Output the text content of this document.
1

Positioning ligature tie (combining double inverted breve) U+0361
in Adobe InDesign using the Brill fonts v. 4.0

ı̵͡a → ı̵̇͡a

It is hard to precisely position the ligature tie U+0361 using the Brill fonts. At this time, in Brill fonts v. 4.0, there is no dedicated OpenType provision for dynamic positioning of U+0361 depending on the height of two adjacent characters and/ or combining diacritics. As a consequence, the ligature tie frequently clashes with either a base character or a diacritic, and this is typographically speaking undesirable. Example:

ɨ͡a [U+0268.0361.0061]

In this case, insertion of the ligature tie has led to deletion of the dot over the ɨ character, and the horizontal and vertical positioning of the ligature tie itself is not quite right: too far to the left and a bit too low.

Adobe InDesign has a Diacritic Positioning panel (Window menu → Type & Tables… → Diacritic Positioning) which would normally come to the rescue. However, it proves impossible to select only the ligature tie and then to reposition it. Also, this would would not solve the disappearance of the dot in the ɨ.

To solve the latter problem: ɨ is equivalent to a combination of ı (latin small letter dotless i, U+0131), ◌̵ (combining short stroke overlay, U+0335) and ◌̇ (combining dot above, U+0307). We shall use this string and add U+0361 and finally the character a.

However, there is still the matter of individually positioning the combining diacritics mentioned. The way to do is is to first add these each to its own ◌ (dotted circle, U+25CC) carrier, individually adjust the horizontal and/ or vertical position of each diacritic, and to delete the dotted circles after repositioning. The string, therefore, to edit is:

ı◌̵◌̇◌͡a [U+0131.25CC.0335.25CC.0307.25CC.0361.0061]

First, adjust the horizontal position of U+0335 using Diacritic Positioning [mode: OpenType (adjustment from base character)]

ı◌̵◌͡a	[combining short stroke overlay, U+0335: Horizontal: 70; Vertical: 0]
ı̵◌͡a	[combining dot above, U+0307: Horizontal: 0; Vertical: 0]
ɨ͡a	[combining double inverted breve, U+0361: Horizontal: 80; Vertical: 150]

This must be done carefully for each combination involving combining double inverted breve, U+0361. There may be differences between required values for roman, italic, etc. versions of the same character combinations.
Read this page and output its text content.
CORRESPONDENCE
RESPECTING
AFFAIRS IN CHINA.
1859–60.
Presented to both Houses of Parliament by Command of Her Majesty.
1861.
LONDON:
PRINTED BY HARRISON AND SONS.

==*==

Work to do
Set down the entries above again, word for word.

Result for this task
Output the text content of this document.
1

Positioning ligature tie (combining double inverted breve) U+0361
in Adobe InDesign using the Brill fonts v. 4.0

ı̵͡a → ı̵̇͡a

It is hard to precisely position the ligature tie U+0361 using the Brill fonts. At this time, in Brill fonts v. 4.0, there is no dedicated OpenType provision for dynamic positioning of U+0361 depending on the height of two adjacent characters and/ or combining diacritics. As a consequence, the ligature tie frequently clashes with either a base character or a diacritic, and this is typographically speaking undesirable. Example:

ɨ͡a [U+0268.0361.0061]

In this case, insertion of the ligature tie has led to deletion of the dot over the ɨ character, and the horizontal and vertical positioning of the ligature tie itself is not quite right: too far to the left and a bit too low.

Adobe InDesign has a Diacritic Positioning panel (Window menu → Type & Tables… → Diacritic Positioning) which would normally come to the rescue. However, it proves impossible to select only the ligature tie and then to reposition it. Also, this would would not solve the disappearance of the dot in the ɨ.

To solve the latter problem: ɨ is equivalent to a combination of ı (latin small letter dotless i, U+0131), ◌̵ (combining short stroke overlay, U+0335) and ◌̇ (combining dot above, U+0307). We shall use this string and add U+0361 and finally the character a.

However, there is still the matter of individually positioning the combining diacritics mentioned. The way to do is is to first add these each to its own ◌ (dotted circle, U+25CC) carrier, individually adjust the horizontal and/ or vertical position of each diacritic, and to delete the dotted circles after repositioning. The string, therefore, to edit is:

ı◌̵◌̇◌͡a [U+0131.25CC.0335.25CC.0307.25CC.0361.0061]

First, adjust the horizontal position of U+0335 using Diacritic Positioning [mode: OpenType (adjustment from base character)]

ı◌̵◌͡a	[combining short stroke overlay, U+0335: Horizontal: 70; Vertical: 0]
ı̵◌͡a	[combining dot above, U+0307: Horizontal: 0; Vertical: 0]
ɨ͡a	[combining double inverted breve, U+0361: Horizontal: 80; Vertical: 150]

This must be done carefully for each combination involving combining double inverted breve, U+0361. There may be differences between required values for roman, italic, etc. versions of the same character combinations.
Read this page and output its text content.
CORRESPONDENCE
RESPECTING
AFFAIRS IN CHINA.
1859–60.
Presented to both Houses of Parliament by Command of Her Majesty.
1861.
LONDON:
PRINTED BY HARRISON AND SONS.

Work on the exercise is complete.